--- THE REQUEST ---
Give every line again exactly as it appears, please, but not the pictures.

-------

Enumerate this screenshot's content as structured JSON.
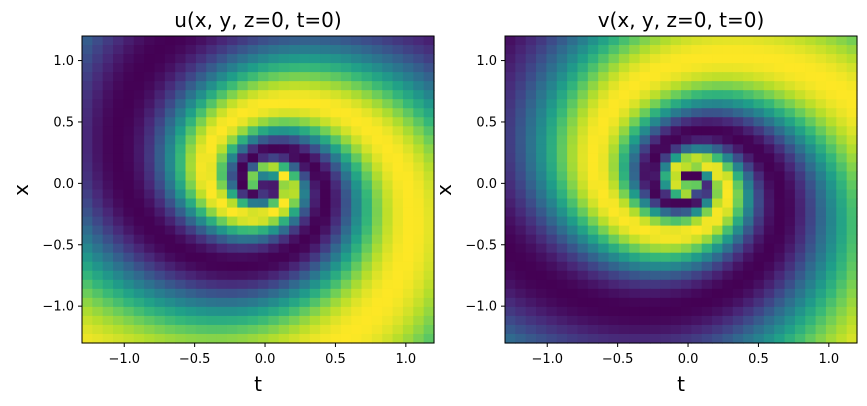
{
  "chart_data": [
    {
      "type": "heatmap",
      "title": "u(x, y, z=0, t=0)",
      "xlabel": "t",
      "ylabel": "x",
      "xlim": [
        -1.3,
        1.2
      ],
      "ylim": [
        -1.3,
        1.2
      ],
      "xticks": [
        -1.0,
        -0.5,
        0.0,
        0.5,
        1.0
      ],
      "xtick_labels": [
        "−1.0",
        "−0.5",
        "0.0",
        "0.5",
        "1.0"
      ],
      "yticks": [
        -1.0,
        -0.5,
        0.0,
        0.5,
        1.0
      ],
      "ytick_labels": [
        "−1.0",
        "−0.5",
        "0.0",
        "0.5",
        "1.0"
      ],
      "grid": {
        "nx": 34,
        "ny": 34
      },
      "field": "cos",
      "colormap": "viridis",
      "value_range": [
        -1,
        1
      ]
    },
    {
      "type": "heatmap",
      "title": "v(x, y, z=0, t=0)",
      "xlabel": "t",
      "ylabel": "x",
      "xlim": [
        -1.3,
        1.2
      ],
      "ylim": [
        -1.3,
        1.2
      ],
      "xticks": [
        -1.0,
        -0.5,
        0.0,
        0.5,
        1.0
      ],
      "xtick_labels": [
        "−1.0",
        "−0.5",
        "0.0",
        "0.5",
        "1.0"
      ],
      "yticks": [
        -1.0,
        -0.5,
        0.0,
        0.5,
        1.0
      ],
      "ytick_labels": [
        "−1.0",
        "−0.5",
        "0.0",
        "0.5",
        "1.0"
      ],
      "grid": {
        "nx": 34,
        "ny": 34
      },
      "field": "sin",
      "colormap": "viridis",
      "value_range": [
        -1,
        1
      ]
    }
  ],
  "colors": {
    "viridis_stops": [
      "#440154",
      "#482878",
      "#3e4989",
      "#31688e",
      "#26828e",
      "#1f9e89",
      "#35b779",
      "#6ece58",
      "#b5de2b",
      "#fde725"
    ]
  }
}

-------

--- FINISHED ANSWER ---
Enumerate this screenshot's content as structured JSON.
{
  "chart_data": [
    {
      "type": "heatmap",
      "title": "u(x, y, z=0, t=0)",
      "xlabel": "t",
      "ylabel": "x",
      "xlim": [
        -1.3,
        1.2
      ],
      "ylim": [
        -1.3,
        1.2
      ],
      "xticks": [
        -1.0,
        -0.5,
        0.0,
        0.5,
        1.0
      ],
      "xtick_labels": [
        "−1.0",
        "−0.5",
        "0.0",
        "0.5",
        "1.0"
      ],
      "yticks": [
        -1.0,
        -0.5,
        0.0,
        0.5,
        1.0
      ],
      "ytick_labels": [
        "−1.0",
        "−0.5",
        "0.0",
        "0.5",
        "1.0"
      ],
      "grid": {
        "nx": 34,
        "ny": 34
      },
      "field": "cos",
      "colormap": "viridis",
      "value_range": [
        -1,
        1
      ]
    },
    {
      "type": "heatmap",
      "title": "v(x, y, z=0, t=0)",
      "xlabel": "t",
      "ylabel": "x",
      "xlim": [
        -1.3,
        1.2
      ],
      "ylim": [
        -1.3,
        1.2
      ],
      "xticks": [
        -1.0,
        -0.5,
        0.0,
        0.5,
        1.0
      ],
      "xtick_labels": [
        "−1.0",
        "−0.5",
        "0.0",
        "0.5",
        "1.0"
      ],
      "yticks": [
        -1.0,
        -0.5,
        0.0,
        0.5,
        1.0
      ],
      "ytick_labels": [
        "−1.0",
        "−0.5",
        "0.0",
        "0.5",
        "1.0"
      ],
      "grid": {
        "nx": 34,
        "ny": 34
      },
      "field": "sin",
      "colormap": "viridis",
      "value_range": [
        -1,
        1
      ]
    }
  ],
  "colors": {
    "viridis_stops": [
      "#440154",
      "#482878",
      "#3e4989",
      "#31688e",
      "#26828e",
      "#1f9e89",
      "#35b779",
      "#6ece58",
      "#b5de2b",
      "#fde725"
    ]
  }
}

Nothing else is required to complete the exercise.